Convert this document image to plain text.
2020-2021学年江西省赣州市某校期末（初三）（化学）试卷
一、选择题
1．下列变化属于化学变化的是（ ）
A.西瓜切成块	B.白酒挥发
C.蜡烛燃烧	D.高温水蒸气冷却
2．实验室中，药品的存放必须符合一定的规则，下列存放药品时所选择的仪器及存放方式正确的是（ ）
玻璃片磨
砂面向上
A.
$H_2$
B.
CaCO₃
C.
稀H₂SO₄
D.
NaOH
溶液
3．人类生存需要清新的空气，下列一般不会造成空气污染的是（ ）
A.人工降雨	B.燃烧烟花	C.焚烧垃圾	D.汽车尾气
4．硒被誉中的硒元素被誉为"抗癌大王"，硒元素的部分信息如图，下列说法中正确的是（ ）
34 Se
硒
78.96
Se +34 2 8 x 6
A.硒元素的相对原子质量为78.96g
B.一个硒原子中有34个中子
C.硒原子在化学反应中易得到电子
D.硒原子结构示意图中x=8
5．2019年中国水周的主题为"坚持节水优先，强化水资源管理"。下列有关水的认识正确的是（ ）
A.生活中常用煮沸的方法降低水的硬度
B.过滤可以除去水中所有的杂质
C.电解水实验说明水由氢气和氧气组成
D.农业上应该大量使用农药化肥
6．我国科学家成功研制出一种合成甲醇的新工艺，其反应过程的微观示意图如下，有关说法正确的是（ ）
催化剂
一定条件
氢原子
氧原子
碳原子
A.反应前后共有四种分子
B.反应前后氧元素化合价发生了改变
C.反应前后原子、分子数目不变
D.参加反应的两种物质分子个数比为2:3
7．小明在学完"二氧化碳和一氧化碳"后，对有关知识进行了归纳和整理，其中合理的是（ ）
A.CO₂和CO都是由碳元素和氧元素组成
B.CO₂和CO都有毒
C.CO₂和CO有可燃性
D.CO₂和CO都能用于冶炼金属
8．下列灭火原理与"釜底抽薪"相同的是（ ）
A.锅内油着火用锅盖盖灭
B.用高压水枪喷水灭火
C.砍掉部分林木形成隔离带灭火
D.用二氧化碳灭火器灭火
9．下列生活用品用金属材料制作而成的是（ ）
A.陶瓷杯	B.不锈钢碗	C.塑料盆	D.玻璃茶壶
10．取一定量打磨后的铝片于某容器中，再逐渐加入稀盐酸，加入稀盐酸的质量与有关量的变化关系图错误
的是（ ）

· · · ·

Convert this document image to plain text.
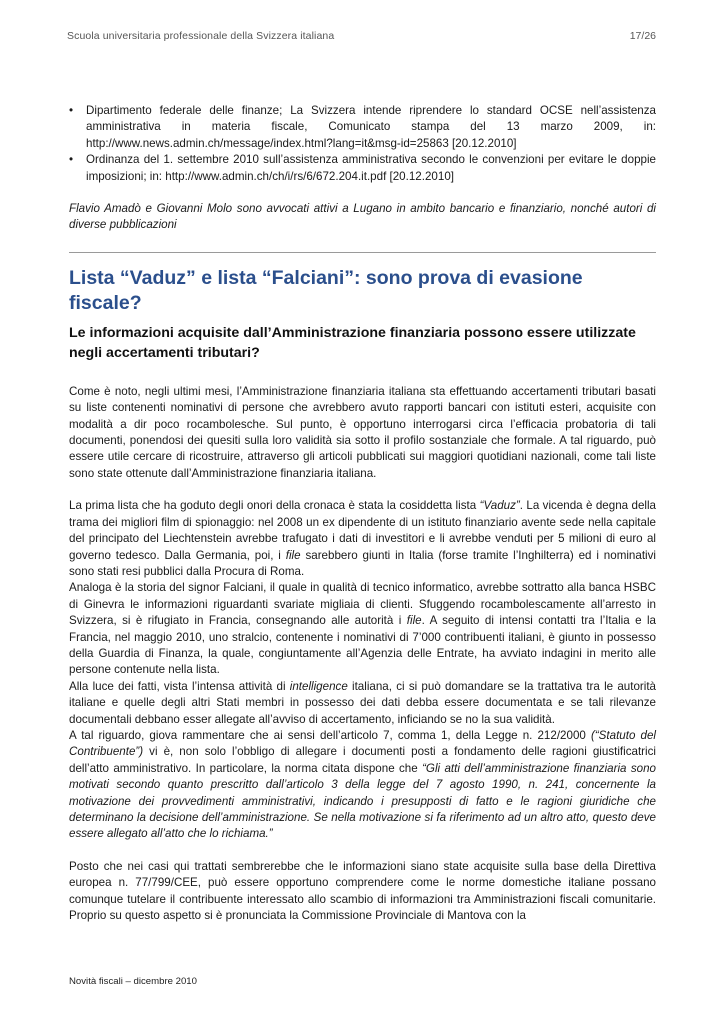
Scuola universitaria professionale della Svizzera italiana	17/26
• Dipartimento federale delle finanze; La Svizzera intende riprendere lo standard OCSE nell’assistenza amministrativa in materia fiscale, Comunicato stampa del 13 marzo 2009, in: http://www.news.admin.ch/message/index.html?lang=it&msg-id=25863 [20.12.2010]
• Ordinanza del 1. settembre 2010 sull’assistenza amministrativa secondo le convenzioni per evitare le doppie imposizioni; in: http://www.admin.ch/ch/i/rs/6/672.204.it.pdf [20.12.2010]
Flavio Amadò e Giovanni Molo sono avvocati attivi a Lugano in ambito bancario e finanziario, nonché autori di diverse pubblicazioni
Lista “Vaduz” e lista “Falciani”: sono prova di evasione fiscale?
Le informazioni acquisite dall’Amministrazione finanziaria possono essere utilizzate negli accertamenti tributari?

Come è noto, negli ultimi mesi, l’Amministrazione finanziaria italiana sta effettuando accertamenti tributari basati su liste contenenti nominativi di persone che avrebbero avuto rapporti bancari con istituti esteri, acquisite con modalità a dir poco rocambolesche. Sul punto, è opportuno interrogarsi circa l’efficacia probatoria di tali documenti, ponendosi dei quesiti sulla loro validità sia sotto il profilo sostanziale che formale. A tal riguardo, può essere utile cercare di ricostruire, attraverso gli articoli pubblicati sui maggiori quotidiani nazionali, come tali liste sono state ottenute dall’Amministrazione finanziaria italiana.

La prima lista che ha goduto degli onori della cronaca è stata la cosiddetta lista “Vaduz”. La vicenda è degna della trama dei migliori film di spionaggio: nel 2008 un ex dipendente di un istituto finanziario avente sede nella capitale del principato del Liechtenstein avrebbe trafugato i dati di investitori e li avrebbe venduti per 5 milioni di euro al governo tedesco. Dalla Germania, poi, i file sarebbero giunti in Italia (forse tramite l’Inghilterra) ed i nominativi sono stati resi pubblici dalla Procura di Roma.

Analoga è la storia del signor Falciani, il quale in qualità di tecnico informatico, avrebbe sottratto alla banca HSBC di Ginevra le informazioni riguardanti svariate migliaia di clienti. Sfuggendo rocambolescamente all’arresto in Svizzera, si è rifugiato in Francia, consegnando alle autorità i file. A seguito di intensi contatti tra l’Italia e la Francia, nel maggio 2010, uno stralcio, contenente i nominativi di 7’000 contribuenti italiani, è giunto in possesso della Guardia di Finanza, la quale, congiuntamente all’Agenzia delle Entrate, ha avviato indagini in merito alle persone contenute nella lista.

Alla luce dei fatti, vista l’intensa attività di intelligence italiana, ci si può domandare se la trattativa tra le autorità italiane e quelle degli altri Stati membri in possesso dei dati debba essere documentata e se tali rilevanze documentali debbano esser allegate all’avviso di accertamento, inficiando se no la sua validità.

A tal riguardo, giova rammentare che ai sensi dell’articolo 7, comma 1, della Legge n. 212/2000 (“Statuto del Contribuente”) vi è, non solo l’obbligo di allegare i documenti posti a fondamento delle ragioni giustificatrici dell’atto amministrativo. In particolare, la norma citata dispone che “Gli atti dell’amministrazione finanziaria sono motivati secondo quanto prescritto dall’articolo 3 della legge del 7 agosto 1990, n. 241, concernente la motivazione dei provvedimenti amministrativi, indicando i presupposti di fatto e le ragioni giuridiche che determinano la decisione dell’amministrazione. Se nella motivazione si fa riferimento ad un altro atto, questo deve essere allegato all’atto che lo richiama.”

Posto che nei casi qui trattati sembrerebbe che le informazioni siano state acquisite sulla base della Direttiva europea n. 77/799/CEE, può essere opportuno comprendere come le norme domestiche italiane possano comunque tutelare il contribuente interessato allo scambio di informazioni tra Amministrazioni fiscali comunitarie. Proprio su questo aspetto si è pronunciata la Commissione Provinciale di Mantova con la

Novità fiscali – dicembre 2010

· · · ·

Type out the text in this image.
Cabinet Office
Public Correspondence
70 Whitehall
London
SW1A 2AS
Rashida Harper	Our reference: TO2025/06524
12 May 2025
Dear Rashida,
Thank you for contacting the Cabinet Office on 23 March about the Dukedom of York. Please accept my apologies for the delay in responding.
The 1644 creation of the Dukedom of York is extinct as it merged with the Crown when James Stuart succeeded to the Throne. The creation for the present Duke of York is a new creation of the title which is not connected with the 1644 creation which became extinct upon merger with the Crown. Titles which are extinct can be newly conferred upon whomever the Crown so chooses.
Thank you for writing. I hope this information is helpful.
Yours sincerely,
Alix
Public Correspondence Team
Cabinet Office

· · · ·

** Aim **
Search the entries for the string "questo" and collect each line that has it.

** Solution to this problem **
A tal riguardo, giova rammentare che ai sensi dell’articolo 7, comma 1, della Legge n. 212/2000 (“Statuto del Contribuente”) vi è, non solo l’obbligo di allegare i documenti posti a fondamento delle ragioni giustificatrici dell’atto amministrativo. In particolare, la norma citata dispone che “Gli atti dell’amministrazione finanziaria sono motivati secondo quanto prescritto dall’articolo 3 della legge del 7 agosto 1990, n. 241, concernente la motivazione dei provvedimenti amministrativi, indicando i presupposti di fatto e le ragioni giuridiche che determinano la decisione dell’amministrazione. Se nella motivazione si fa riferimento ad un altro atto, questo deve essere allegato all’atto che lo richiama.”
Posto che nei casi qui trattati sembrerebbe che le informazioni siano state acquisite sulla base della Direttiva europea n. 77/799/CEE, può essere opportuno comprendere come le norme domestiche italiane possano comunque tutelare il contribuente interessato allo scambio di informazioni tra Amministrazioni fiscali comunitarie. Proprio su questo aspetto si è pronunciata la Commissione Provinciale di Mantova con la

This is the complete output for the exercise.